Assignment 1:
Retype the garden essay from "Recently, our 12-year-old" up to and including "plotting a plot.".
Assignment 2:
Answer these questions from the garden essay, one per line:
(a) How old is the child who asked for a garden spot?
(b) What were the walls around the raised bed made of?
(c) What is the title of the book by William Alexander that the essay mentions?
Assignment 3:
Please write a continuation of the garden essay, picking up after its last sentence.

By John Pierce

Recently, our 12-year-old said she’d like a little garden spot to grow some tomatoes and peppers this year. One of my favorite therapies is designing and digging, so I started plotting a plot.

Living on a wooded acre with rolling hills and hardwoods that remind me of my Northwest Georgia roots, it was hard to find a suitable flat area with full sun. But finally the backyard site was selected and the current plants were relocated.

Over the last couple of weeks I have joyfully given time and sweat to the creation of a garden spot that I hope is both attractive and productive.

After erecting walls of fieldstone and adding steppingstones from the grass to the garden, I began filling the raised bed with a good mixture of soil and additives.

Receipts from my visits to the stone yard and home improvement store were tossed on the desk of my home study each evening. The pile has been growing.

But I decided to file them away without adding the totals together. I don’t want the amassed sum to take away from the pleasure of my work.

However, my mind did recall a book by William Alexander a few years ago titled The 64-Dollar Tomato.

Dataset excerpts:

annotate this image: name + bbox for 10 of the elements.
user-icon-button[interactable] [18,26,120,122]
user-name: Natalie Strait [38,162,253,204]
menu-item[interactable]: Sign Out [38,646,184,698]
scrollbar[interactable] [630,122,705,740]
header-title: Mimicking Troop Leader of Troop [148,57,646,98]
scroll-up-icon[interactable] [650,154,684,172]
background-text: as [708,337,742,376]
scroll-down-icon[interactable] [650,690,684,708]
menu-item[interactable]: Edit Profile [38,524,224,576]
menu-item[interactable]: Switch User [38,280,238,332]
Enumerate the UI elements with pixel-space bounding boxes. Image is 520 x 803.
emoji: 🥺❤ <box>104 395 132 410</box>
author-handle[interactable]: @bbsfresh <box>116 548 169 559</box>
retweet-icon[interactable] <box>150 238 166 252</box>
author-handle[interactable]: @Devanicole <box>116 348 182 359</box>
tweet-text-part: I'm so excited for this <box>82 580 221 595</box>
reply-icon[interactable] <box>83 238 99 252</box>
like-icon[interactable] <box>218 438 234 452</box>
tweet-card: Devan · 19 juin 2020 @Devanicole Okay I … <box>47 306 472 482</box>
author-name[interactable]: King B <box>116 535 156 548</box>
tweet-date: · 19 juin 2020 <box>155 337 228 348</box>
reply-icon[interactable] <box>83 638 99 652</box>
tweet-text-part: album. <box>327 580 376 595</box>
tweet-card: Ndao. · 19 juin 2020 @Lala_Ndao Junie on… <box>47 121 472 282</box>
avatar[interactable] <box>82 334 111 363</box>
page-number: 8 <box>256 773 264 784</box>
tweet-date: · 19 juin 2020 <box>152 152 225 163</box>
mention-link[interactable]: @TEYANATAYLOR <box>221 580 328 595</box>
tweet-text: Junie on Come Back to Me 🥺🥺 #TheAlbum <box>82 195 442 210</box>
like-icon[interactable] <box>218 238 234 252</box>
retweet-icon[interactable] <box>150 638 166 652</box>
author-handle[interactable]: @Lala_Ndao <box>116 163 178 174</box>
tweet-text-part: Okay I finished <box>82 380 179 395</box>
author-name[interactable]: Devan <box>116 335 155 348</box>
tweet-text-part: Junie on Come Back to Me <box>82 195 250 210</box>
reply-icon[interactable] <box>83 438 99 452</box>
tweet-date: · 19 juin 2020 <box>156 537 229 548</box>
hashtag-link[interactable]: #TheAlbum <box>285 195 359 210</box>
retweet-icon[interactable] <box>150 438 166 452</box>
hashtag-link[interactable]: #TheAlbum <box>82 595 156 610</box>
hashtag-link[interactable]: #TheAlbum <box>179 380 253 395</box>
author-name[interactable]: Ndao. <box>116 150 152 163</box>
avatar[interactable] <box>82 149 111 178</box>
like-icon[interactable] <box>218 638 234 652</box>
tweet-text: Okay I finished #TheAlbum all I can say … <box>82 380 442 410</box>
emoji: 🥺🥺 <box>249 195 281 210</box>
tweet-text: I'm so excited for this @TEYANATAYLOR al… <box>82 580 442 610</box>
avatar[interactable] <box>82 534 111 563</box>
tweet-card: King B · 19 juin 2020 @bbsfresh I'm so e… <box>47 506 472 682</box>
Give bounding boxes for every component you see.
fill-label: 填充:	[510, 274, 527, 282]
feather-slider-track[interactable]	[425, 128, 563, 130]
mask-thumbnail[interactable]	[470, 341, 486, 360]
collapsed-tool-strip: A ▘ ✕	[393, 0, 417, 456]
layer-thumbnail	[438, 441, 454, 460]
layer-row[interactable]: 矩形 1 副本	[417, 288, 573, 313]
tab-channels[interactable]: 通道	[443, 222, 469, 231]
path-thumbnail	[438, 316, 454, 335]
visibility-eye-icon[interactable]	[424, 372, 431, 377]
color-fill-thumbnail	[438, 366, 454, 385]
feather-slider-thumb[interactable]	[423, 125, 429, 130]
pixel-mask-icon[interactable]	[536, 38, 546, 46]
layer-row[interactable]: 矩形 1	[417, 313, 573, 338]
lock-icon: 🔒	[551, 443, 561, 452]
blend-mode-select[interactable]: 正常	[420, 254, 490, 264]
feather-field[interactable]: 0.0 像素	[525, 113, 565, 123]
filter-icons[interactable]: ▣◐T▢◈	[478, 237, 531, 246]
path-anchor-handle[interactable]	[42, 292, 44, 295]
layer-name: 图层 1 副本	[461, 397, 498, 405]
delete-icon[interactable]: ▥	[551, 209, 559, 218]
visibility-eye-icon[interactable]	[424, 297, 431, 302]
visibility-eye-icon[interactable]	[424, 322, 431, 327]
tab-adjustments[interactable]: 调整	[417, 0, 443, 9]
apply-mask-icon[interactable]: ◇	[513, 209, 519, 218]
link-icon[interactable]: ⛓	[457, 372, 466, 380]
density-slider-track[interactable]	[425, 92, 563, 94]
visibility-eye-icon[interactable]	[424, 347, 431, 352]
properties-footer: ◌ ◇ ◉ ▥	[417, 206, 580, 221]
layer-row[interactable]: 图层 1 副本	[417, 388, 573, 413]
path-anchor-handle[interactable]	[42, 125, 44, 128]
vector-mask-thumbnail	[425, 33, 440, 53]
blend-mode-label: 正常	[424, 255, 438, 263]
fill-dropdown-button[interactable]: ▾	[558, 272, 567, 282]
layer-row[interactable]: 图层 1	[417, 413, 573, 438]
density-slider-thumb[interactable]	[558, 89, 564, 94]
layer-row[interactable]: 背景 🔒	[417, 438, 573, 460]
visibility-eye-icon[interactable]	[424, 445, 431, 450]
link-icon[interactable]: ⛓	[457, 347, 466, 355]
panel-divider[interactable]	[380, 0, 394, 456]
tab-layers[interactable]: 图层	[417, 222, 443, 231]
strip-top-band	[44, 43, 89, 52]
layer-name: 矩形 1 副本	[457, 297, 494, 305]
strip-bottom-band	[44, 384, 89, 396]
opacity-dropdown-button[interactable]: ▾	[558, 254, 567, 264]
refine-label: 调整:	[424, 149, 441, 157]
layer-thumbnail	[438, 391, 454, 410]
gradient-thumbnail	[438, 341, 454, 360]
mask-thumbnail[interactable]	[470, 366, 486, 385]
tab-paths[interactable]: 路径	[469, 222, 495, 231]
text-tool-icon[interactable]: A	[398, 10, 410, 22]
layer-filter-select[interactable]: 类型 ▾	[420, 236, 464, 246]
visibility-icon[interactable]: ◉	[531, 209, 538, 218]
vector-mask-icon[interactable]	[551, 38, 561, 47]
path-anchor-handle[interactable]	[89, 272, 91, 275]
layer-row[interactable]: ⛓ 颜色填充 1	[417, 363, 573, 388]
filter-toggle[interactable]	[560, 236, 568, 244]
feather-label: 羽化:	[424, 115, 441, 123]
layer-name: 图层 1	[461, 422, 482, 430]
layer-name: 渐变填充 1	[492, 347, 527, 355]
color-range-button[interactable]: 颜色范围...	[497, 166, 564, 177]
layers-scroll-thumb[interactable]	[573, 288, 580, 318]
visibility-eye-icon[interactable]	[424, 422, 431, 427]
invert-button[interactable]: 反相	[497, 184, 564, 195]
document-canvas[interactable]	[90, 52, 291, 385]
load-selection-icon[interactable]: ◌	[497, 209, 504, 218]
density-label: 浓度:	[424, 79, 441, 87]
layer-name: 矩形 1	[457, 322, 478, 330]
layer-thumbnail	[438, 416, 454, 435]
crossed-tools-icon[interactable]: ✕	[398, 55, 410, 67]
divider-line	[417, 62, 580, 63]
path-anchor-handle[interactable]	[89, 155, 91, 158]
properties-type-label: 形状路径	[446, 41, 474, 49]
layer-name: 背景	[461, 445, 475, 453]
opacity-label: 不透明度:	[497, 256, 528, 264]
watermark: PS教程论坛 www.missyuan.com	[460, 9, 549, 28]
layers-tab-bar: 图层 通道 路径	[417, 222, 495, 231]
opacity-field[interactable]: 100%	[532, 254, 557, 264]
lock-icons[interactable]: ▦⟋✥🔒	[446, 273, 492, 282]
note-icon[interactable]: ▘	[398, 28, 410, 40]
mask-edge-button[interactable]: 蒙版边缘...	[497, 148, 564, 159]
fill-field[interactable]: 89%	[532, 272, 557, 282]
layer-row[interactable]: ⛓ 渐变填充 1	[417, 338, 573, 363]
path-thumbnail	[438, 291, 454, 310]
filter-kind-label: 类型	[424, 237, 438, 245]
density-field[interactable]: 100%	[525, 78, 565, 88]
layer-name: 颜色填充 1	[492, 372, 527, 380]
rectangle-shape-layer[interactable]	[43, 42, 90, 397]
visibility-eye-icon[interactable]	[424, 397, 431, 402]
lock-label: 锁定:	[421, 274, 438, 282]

Task response 1:
Recently, our 12-year-old said she’d like a little garden spot to grow some tomatoes and peppers this year. One of my favorite therapies is designing and digging, so I started plotting a plot.

Task response 2:
(a) 12 years old
(b) Fieldstone
(c) The 64-Dollar Tomato

Task response 3:
Alexander totaled up all he spent on creating and caring for his garden — and concluded that each tomato cost him about $64. However, he paid professionals to do the construction work that, in my opinion, takes away from a major reason for doing the project: manual labor that relieves the mind and strengthens the body.

So the cost of whatever grows in this new garden will remain a mystery. I’m more concerned about what good comes from the whole experience — much of which cannot be measured in dollars and cents.

And even Alexander expressed no regrets about the high-priced tomatoes that came from his garden project.

“On a good day, with the sun shining and the soil warmer than the air, knowing that that the best BLT in the world is a couple of weeks or months away, it seems like every dollar … was worth it,” he said.

 I would add: “…and every drop of sweat.”